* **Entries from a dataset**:
[Start]

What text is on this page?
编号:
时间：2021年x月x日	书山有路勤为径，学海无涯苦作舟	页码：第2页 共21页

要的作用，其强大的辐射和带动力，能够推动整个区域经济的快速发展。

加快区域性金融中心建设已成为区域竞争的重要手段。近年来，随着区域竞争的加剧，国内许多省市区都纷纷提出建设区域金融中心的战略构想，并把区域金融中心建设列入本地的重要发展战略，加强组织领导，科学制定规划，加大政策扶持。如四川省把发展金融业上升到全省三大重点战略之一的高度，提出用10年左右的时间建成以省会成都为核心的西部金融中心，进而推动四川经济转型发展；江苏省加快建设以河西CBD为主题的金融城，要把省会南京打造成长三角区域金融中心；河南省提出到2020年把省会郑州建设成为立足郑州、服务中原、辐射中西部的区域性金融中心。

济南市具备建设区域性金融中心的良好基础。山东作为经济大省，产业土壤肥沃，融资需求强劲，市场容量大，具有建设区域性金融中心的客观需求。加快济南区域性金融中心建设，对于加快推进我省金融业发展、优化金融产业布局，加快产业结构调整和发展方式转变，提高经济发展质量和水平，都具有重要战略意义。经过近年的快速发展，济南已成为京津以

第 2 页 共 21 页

[End]

* **Directive**: Copy out each line exactly as written.

* **Solution below**:
What text is on this page?
编号:
时间：2021年x月x日	书山有路勤为径，学海无涯苦作舟	页码：第2页 共21页

要的作用，其强大的辐射和带动力，能够推动整个区域经济的快速发展。

加快区域性金融中心建设已成为区域竞争的重要手段。近年来，随着区域竞争的加剧，国内许多省市区都纷纷提出建设区域金融中心的战略构想，并把区域金融中心建设列入本地的重要发展战略，加强组织领导，科学制定规划，加大政策扶持。如四川省把发展金融业上升到全省三大重点战略之一的高度，提出用10年左右的时间建成以省会成都为核心的西部金融中心，进而推动四川经济转型发展；江苏省加快建设以河西CBD为主题的金融城，要把省会南京打造成长三角区域金融中心；河南省提出到2020年把省会郑州建设成为立足郑州、服务中原、辐射中西部的区域性金融中心。

济南市具备建设区域性金融中心的良好基础。山东作为经济大省，产业土壤肥沃，融资需求强劲，市场容量大，具有建设区域性金融中心的客观需求。加快济南区域性金融中心建设，对于加快推进我省金融业发展、优化金融产业布局，加快产业结构调整和发展方式转变，提高经济发展质量和水平，都具有重要战略意义。经过近年的快速发展，济南已成为京津以

第 2 页 共 21 页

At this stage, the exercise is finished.